- WORK TO DO -
Restate the whole listing exactly.

- STORED DATA -

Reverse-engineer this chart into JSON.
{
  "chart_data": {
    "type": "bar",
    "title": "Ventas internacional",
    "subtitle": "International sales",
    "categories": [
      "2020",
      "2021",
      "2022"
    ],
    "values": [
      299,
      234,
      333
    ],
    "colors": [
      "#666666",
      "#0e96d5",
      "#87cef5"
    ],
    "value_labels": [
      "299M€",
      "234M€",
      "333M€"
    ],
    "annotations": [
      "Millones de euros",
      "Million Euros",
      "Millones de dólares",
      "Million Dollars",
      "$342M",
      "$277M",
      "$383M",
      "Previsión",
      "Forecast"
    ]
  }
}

- THE SOLUTION -
Reverse-engineer this chart into JSON.
{
  "chart_data": {
    "type": "bar",
    "title": "Ventas internacional",
    "subtitle": "International sales",
    "categories": [
      "2020",
      "2021",
      "2022"
    ],
    "values": [
      299,
      234,
      333
    ],
    "colors": [
      "#666666",
      "#0e96d5",
      "#87cef5"
    ],
    "value_labels": [
      "299M€",
      "234M€",
      "333M€"
    ],
    "annotations": [
      "Millones de euros",
      "Million Euros",
      "Millones de dólares",
      "Million Dollars",
      "$342M",
      "$277M",
      "$383M",
      "Previsión",
      "Forecast"
    ]
  }
}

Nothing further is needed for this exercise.